» Your goal: Copy out the listing that follows exactly, dropping every picture.

-- Start of Input --

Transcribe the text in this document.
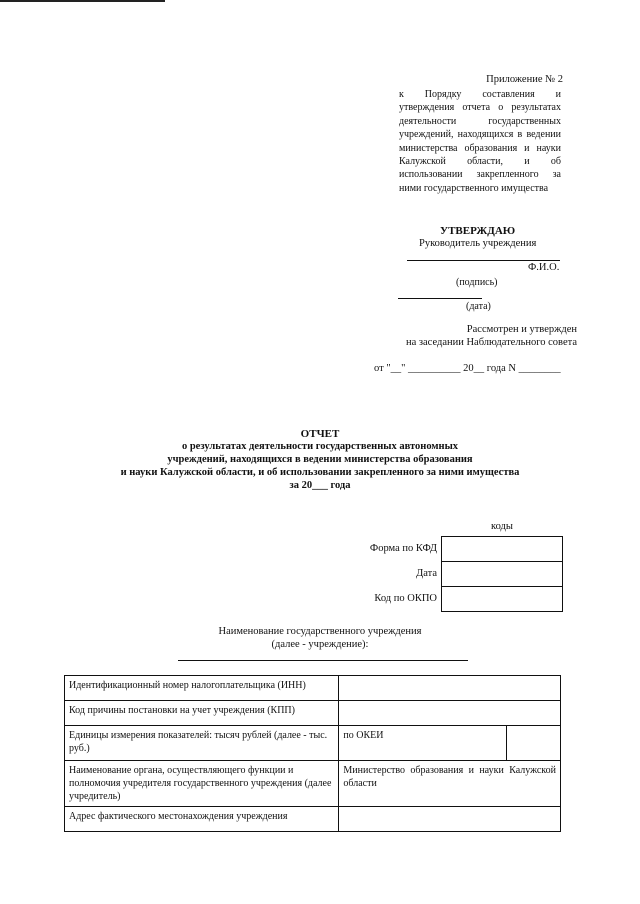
Приложение № 2
к Порядку составления и утверждения отчета о результатах деятельности государственных учреждений, находящихся в ведении министерства образования и науки Калужской области, и об использовании закрепленного за ними государственного имущества
УТВЕРЖДАЮ
Руководитель учреждения
Ф.И.О.
(подпись)
(дата)
Рассмотрен и утвержден
на заседании Наблюдательного совета
от "__" __________ 20__ года N ________
ОТЧЕТ
о результатах деятельности государственных автономных
учреждений, находящихся в ведении министерства образования
и науки Калужской области, и об использовании закрепленного за ними имущества
за 20___ года
коды
Форма по КФД
Дата
Код по ОКПО

Наименование государственного учреждения
(далее - учреждение):
Идентификационный номер налогоплательщика (ИНН)		
Код причины постановки на учет учреждения (КПП)		
Единицы измерения показателей: тысяч рублей (далее - тыс. руб.)	по ОКЕИ	
Наименование органа, осуществляющего функции и полномочия учредителя государственного учреждения (далее учредитель)	Министерство образования и науки Калужской области	
Адрес фактического местонахождения учреждения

-- End of Input --

» The solution:
Transcribe the text in this document.
Приложение № 2
к Порядку составления и утверждения отчета о результатах деятельности государственных учреждений, находящихся в ведении министерства образования и науки Калужской области, и об использовании закрепленного за ними государственного имущества
УТВЕРЖДАЮ
Руководитель учреждения
Ф.И.О.
(подпись)
(дата)
Рассмотрен и утвержден
на заседании Наблюдательного совета
от "__" __________ 20__ года N ________
ОТЧЕТ
о результатах деятельности государственных автономных
учреждений, находящихся в ведении министерства образования
и науки Калужской области, и об использовании закрепленного за ними имущества
за 20___ года
коды
Форма по КФД
Дата
Код по ОКПО

Наименование государственного учреждения
(далее - учреждение):
Идентификационный номер налогоплательщика (ИНН)		
Код причины постановки на учет учреждения (КПП)		
Единицы измерения показателей: тысяч рублей (далее - тыс. руб.)	по ОКЕИ	
Наименование органа, осуществляющего функции и полномочия учредителя государственного учреждения (далее учредитель)	Министерство образования и науки Калужской области	
Адрес фактического местонахождения учреждения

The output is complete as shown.